▶ The request
Below are records. Copy every line with "รวมท" in it.

▶ Records supplied
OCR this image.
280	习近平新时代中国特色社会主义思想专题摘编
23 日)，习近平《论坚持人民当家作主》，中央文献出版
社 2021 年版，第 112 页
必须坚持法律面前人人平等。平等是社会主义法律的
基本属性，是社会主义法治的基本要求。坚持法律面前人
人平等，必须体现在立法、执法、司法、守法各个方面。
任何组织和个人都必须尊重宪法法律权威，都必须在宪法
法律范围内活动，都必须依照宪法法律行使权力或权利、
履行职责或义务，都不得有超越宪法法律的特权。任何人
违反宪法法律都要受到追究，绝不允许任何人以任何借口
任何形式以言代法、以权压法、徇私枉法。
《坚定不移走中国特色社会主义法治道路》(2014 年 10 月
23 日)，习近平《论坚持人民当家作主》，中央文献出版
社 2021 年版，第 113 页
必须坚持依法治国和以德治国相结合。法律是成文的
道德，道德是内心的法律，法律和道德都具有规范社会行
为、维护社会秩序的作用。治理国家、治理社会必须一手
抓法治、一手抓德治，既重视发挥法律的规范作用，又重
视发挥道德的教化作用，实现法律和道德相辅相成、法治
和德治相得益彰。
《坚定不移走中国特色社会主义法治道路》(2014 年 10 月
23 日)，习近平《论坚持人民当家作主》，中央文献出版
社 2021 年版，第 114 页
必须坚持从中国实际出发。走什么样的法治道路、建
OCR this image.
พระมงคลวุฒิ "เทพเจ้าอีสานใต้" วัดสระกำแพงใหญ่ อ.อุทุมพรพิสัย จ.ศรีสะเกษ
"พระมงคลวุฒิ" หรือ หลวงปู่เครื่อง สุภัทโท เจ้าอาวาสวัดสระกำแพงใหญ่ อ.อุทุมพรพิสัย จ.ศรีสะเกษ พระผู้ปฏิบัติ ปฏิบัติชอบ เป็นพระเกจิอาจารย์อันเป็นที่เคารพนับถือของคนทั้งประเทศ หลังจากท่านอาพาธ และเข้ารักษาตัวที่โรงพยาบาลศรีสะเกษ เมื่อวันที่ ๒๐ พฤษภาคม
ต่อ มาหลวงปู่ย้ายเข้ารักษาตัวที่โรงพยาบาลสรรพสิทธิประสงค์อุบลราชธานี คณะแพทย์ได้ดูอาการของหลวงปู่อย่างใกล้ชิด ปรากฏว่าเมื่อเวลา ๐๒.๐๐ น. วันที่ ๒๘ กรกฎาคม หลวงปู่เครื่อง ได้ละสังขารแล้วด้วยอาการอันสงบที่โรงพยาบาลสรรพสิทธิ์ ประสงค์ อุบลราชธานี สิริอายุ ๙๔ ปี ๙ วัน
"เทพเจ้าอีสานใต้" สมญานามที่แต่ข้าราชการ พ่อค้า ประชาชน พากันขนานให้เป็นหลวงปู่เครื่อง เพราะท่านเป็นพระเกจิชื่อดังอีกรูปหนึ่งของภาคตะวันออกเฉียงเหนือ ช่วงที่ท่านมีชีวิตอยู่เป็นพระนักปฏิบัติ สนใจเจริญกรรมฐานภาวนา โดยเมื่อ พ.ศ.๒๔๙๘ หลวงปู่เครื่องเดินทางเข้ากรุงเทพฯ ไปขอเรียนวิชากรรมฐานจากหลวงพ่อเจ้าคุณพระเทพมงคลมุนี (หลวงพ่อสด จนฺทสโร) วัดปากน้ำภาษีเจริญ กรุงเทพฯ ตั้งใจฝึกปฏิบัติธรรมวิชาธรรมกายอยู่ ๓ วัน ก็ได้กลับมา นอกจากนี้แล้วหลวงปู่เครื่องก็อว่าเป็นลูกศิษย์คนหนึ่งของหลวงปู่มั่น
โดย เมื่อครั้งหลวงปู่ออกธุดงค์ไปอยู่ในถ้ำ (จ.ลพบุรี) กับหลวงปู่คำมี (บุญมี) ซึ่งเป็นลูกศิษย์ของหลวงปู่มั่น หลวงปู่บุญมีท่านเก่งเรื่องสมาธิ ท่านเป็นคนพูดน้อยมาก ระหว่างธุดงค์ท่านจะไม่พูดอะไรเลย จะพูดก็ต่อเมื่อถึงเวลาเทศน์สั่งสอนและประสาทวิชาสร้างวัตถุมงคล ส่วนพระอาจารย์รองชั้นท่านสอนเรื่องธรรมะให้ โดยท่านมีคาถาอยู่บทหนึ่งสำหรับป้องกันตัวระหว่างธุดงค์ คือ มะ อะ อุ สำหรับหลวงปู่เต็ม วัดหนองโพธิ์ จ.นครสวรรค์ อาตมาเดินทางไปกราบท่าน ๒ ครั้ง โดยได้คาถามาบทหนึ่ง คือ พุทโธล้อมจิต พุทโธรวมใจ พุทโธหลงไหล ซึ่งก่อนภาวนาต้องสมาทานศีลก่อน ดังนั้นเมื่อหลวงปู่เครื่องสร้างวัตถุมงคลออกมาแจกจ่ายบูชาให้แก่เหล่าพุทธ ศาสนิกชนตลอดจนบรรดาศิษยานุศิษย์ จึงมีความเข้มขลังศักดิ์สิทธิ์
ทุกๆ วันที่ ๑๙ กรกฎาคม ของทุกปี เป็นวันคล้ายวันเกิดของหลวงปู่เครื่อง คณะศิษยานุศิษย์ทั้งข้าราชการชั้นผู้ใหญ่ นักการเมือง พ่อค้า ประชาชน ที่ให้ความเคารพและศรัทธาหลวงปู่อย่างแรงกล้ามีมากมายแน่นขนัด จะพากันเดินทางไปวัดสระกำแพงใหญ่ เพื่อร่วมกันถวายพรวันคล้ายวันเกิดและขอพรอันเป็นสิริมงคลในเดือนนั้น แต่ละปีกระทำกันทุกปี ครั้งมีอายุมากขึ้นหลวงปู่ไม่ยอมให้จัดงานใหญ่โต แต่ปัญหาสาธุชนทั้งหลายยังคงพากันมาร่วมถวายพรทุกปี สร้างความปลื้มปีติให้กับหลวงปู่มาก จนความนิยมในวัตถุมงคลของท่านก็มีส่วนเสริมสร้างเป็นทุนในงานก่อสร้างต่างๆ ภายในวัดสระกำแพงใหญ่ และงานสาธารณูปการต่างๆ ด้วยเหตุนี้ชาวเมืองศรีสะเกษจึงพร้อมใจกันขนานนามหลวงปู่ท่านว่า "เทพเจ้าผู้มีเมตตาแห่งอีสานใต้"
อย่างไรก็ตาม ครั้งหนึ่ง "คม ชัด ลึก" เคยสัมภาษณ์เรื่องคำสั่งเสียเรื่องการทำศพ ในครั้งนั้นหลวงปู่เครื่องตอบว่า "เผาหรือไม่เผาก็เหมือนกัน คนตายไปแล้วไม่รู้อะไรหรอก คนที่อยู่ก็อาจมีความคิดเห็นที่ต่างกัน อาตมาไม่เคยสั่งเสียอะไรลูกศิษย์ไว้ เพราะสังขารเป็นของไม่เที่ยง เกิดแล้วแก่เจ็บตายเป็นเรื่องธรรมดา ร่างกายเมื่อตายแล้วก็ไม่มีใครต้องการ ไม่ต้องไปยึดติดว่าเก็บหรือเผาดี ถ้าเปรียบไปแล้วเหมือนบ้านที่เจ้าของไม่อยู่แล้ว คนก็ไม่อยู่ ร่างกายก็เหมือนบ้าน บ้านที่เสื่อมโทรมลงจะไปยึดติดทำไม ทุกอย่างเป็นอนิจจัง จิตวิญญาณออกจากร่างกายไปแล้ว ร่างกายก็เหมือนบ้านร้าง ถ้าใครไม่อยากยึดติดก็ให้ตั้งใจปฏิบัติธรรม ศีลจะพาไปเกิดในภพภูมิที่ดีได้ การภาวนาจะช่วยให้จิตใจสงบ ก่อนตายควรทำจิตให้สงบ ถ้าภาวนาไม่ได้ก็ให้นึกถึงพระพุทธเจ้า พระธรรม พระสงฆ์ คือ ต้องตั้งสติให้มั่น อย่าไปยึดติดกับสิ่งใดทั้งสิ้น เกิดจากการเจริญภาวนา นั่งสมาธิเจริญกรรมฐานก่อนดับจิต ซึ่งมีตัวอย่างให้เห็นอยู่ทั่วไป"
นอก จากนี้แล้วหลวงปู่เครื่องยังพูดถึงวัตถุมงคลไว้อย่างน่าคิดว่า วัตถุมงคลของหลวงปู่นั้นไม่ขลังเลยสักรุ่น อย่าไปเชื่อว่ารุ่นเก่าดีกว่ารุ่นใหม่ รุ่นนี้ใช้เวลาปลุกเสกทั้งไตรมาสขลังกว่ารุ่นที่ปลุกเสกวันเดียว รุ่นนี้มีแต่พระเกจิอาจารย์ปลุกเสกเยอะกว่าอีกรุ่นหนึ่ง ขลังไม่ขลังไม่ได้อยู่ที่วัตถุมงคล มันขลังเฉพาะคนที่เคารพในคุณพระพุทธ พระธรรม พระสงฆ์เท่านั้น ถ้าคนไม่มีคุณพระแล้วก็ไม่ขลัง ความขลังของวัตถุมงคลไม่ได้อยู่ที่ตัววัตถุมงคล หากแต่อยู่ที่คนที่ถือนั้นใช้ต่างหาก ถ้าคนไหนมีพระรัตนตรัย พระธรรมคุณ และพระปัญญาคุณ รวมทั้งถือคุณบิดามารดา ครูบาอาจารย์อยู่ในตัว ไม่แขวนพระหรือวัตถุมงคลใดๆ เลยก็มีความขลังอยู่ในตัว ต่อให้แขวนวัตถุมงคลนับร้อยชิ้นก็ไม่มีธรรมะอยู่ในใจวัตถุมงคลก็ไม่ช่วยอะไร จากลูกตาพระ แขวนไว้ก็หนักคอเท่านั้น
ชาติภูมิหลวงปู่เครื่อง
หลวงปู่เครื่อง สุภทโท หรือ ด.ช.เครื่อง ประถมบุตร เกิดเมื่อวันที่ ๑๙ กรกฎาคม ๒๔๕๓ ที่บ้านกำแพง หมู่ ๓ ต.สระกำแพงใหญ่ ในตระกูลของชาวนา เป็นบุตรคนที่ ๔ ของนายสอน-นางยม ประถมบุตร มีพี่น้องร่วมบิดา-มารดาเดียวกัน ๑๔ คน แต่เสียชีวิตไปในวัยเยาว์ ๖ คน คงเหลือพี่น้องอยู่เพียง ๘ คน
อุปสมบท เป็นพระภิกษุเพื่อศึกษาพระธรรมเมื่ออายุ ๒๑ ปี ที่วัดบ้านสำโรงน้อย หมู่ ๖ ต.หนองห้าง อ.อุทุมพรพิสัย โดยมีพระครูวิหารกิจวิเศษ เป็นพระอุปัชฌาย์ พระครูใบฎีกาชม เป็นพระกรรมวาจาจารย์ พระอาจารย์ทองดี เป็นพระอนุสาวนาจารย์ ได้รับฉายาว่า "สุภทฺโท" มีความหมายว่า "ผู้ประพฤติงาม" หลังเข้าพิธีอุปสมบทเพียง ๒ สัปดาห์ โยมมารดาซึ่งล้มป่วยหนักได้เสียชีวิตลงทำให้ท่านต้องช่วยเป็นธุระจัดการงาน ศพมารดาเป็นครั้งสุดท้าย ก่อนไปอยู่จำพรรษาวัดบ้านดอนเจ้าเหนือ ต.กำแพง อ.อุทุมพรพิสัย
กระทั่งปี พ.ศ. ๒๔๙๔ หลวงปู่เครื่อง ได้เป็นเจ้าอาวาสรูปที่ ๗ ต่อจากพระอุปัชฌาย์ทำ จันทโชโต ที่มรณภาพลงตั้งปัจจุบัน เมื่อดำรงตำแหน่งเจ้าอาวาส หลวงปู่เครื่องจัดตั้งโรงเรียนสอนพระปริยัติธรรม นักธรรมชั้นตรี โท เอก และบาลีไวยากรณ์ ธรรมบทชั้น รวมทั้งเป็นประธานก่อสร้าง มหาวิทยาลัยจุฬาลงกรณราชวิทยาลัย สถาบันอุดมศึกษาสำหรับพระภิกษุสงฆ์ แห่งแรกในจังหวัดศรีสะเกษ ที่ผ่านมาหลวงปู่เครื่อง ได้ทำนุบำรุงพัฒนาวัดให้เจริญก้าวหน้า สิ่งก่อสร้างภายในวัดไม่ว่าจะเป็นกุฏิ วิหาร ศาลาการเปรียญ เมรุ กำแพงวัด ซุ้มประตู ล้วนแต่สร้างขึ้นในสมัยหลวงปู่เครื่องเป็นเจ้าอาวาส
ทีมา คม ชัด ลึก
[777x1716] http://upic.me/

▶ Answer for this exercise
นอก จากนี้แล้วหลวงปู่เครื่องยังพูดถึงวัตถุมงคลไว้อย่างน่าคิดว่า วัตถุมงคลของหลวงปู่นั้นไม่ขลังเลยสักรุ่น อย่าไปเชื่อว่ารุ่นเก่าดีกว่ารุ่นใหม่ รุ่นนี้ใช้เวลาปลุกเสกทั้งไตรมาสขลังกว่ารุ่นที่ปลุกเสกวันเดียว รุ่นนี้มีแต่พระเกจิอาจารย์ปลุกเสกเยอะกว่าอีกรุ่นหนึ่ง ขลังไม่ขลังไม่ได้อยู่ที่วัตถุมงคล มันขลังเฉพาะคนที่เคารพในคุณพระพุทธ พระธรรม พระสงฆ์เท่านั้น ถ้าคนไม่มีคุณพระแล้วก็ไม่ขลัง ความขลังของวัตถุมงคลไม่ได้อยู่ที่ตัววัตถุมงคล หากแต่อยู่ที่คนที่ถือนั้นใช้ต่างหาก ถ้าคนไหนมีพระรัตนตรัย พระธรรมคุณ และพระปัญญาคุณ รวมทั้งถือคุณบิดามารดา ครูบาอาจารย์อยู่ในตัว ไม่แขวนพระหรือวัตถุมงคลใดๆ เลยก็มีความขลังอยู่ในตัว ต่อให้แขวนวัตถุมงคลนับร้อยชิ้นก็ไม่มีธรรมะอยู่ในใจวัตถุมงคลก็ไม่ช่วยอะไร จากลูกตาพระ แขวนไว้ก็หนักคอเท่านั้น
กระทั่งปี พ.ศ. ๒๔๙๔ หลวงปู่เครื่อง ได้เป็นเจ้าอาวาสรูปที่ ๗ ต่อจากพระอุปัชฌาย์ทำ จันทโชโต ที่มรณภาพลงตั้งปัจจุบัน เมื่อดำรงตำแหน่งเจ้าอาวาส หลวงปู่เครื่องจัดตั้งโรงเรียนสอนพระปริยัติธรรม นักธรรมชั้นตรี โท เอก และบาลีไวยากรณ์ ธรรมบทชั้น รวมทั้งเป็นประธานก่อสร้าง มหาวิทยาลัยจุฬาลงกรณราชวิทยาลัย สถาบันอุดมศึกษาสำหรับพระภิกษุสงฆ์ แห่งแรกในจังหวัดศรีสะเกษ ที่ผ่านมาหลวงปู่เครื่อง ได้ทำนุบำรุงพัฒนาวัดให้เจริญก้าวหน้า สิ่งก่อสร้างภายในวัดไม่ว่าจะเป็นกุฏิ วิหาร ศาลาการเปรียญ เมรุ กำแพงวัด ซุ้มประตู ล้วนแต่สร้างขึ้นในสมัยหลวงปู่เครื่องเป็นเจ้าอาวาส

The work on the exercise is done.